El justicialismo de Tucumán casi como una franquicia

Hay un debate que hace años nadie se anima a poner en vidriera ¿El peronismo vive o murió con el Gral. Perón?

Los viejos peronistas que aún hoy siguen medrando de la excepcional circunstancia de haber sido, con el objeto de censurar y poner en capilla a los librepensadores, agitaron, agitan y agitaran a diestra y siniestra el latiguillo nacido en los ´60 que no es posible un peronismo sin Perón. Que mejor no lo intenten.

Bueno, la verdad es que el Gral. Perón falleció hace 44 años. ¿Querrá decir esto que desde hace 44 años lo que hasta ahora se hizo e hicieron –incluyéndolos- nunca fue peronismo? ¿Será posible que el peronismo viva más en el pueblo que en sus propios dirigentes?

Por supuesto que las nuevas generaciones nacidas a la política, no desde la militancia (con muy honrosas excepciones), sino en los estudios o consultorios familiares, sostienen la idea de un peronismo vivo a través del justicialismo. Claro que sólo saben cantar la marcha, poner los dedos en V y dar el trato de compañero a quien se le ponga por delante. Es evidente que estos, que son sólo símbolos, convierten al justicialismo de Tucumán en una especie de franquicia con la cual desde hace mucho tiempo algunos –varios- obtienen lo que de una franquicia se espera, cuando les va bien, rentabilidad económica.

Son conocidos en Tucumán los nombres de aquellos que son y han sido siempre peronistas de Perón. Los que aun habiendo ocupado sitios de poder todavía se los puede ver ejerciendo la docencia, el comercio o jubilándose como cualquier otro empleado. Justamente éstos son los desplazados de la franquicia. Los que no quisieron ser empleados del mes. Los que no se allanaron a solicitudes disparatadas. Los que no han perdido el norte que el Gral. trazó y que abrazaron para siempre. No se fueron para especular con ser llamados a cumplir el mandato popular de ser candidatos a tal o cual categoría, la que sea.

Los otros, los dueños de la franquicia –ni hace falta mencionarlos-, los vemos como siempre, sonrientes, afables, humildes, solidarios y hasta desprendidos (cada año electoral). Cuando hay que renovar la franquicia, a la que ni siquiera pagan con su propio capital sino que lo hacen con dineros públicos.

Poner en crisis el sistema para producir el necesario cambio

Es probable, siempre hay esperanzas, que haya una nueva expresión política que aún este en estado larval, cuyos dirigentes lleguen con algún bagaje cultural, con inquietudes propias, con militancia (como sinónimo de compromiso), con la tarea autoasignada de combatir las franquicias y darle a la política el carácter que nunca debió abandonar.

• [Consigna de trabajo 1]
Responda, a partir del texto seleccionado:
(a) ¿Hace cuántos años falleció el Gral. Perón?
(b) ¿En qué década nació el latiguillo de que no es posible un peronismo sin Perón?
(c) ¿Con qué dinero renuevan la franquicia sus dueños?
• [Consigna de trabajo 2]
Enumere todos los adjetivos con que el texto seleccionado describe a los dueños de la franquicia.
• [Consigna de trabajo 3]
Transcriba el fragmento del texto seleccionado que comienza en "Los otros, los" y termina en "con dineros públicos.".

• [Datos de entrada]
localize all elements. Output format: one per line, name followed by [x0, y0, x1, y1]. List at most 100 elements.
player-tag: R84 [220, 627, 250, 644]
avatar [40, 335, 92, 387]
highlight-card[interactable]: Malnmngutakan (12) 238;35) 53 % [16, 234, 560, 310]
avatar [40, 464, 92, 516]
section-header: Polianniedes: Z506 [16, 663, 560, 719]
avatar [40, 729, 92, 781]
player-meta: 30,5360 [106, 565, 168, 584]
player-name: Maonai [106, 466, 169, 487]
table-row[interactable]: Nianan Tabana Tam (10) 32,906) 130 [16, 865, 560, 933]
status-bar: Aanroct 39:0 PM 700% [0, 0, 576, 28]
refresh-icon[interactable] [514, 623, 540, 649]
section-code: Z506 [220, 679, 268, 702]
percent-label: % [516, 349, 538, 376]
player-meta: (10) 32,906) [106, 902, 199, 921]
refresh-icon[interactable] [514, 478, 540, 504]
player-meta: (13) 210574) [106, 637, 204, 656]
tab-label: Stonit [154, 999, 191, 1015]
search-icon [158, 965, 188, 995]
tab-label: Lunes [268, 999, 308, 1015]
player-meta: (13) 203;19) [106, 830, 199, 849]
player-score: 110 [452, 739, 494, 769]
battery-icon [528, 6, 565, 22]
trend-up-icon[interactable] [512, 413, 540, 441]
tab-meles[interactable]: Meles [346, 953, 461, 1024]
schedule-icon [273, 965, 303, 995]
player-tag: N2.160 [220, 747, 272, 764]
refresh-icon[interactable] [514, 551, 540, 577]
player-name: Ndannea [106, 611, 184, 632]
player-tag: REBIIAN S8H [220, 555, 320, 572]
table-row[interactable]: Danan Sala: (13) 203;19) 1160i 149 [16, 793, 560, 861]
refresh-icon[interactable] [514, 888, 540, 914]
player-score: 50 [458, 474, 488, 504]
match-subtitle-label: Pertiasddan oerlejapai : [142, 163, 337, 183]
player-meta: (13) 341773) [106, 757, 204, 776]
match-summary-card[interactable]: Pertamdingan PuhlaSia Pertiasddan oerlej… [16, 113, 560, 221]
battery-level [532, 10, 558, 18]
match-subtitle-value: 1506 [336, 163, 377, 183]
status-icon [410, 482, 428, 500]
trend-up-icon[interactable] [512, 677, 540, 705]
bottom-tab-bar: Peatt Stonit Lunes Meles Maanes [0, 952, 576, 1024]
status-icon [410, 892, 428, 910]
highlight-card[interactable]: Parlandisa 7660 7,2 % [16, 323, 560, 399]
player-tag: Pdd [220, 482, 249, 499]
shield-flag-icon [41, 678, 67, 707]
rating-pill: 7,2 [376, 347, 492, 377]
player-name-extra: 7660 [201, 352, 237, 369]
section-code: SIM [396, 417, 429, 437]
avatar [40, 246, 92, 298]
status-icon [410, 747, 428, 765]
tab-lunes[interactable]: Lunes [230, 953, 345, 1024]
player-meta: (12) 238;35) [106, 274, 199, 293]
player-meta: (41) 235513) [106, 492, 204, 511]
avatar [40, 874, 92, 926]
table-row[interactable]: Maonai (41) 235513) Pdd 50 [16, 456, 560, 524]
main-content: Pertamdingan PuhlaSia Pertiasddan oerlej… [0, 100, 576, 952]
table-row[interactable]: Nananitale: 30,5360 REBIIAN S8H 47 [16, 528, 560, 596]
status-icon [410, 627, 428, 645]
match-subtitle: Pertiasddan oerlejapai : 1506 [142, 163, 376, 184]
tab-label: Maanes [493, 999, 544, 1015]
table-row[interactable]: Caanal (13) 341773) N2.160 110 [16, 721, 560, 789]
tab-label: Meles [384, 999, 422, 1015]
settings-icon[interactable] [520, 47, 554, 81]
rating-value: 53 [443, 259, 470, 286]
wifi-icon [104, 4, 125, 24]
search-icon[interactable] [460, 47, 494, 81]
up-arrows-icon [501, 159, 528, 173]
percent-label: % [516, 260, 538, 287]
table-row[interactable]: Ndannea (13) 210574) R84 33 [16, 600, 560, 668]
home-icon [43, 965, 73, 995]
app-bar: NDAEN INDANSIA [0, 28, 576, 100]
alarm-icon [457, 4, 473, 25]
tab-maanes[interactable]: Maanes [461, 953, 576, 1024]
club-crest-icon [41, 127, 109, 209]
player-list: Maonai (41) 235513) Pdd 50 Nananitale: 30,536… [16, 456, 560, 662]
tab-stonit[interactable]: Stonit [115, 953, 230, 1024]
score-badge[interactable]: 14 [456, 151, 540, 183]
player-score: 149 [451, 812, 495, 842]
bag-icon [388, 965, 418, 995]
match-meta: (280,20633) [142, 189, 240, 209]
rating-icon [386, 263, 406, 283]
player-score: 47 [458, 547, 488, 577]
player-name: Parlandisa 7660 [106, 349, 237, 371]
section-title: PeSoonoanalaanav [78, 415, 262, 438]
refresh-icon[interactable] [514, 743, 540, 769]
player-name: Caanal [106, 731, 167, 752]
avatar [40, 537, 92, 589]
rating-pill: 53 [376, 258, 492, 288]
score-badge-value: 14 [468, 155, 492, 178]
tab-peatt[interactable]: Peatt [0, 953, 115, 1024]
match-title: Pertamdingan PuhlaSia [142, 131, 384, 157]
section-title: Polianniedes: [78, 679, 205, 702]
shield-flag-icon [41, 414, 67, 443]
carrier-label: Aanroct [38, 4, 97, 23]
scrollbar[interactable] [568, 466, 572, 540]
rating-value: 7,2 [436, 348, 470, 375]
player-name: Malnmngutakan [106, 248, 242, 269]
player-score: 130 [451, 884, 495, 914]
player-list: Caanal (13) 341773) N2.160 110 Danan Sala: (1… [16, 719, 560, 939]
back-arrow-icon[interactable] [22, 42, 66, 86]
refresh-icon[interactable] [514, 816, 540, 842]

• [Respuesta 1]
(a) Hace 44 años.
(b) En los ´60.
(c) Con dineros públicos.

• [Respuesta 2]
sonrientes, afables, humildes, solidarios, desprendidos

• [Respuesta 3]
Los otros, los dueños de la franquicia –ni hace falta mencionarlos-, los vemos como siempre, sonrientes, afables, humildes, solidarios y hasta desprendidos (cada año electoral). Cuando hay que renovar la franquicia, a la que ni siquiera pagan con su propio capital sino que lo hacen con dineros públicos.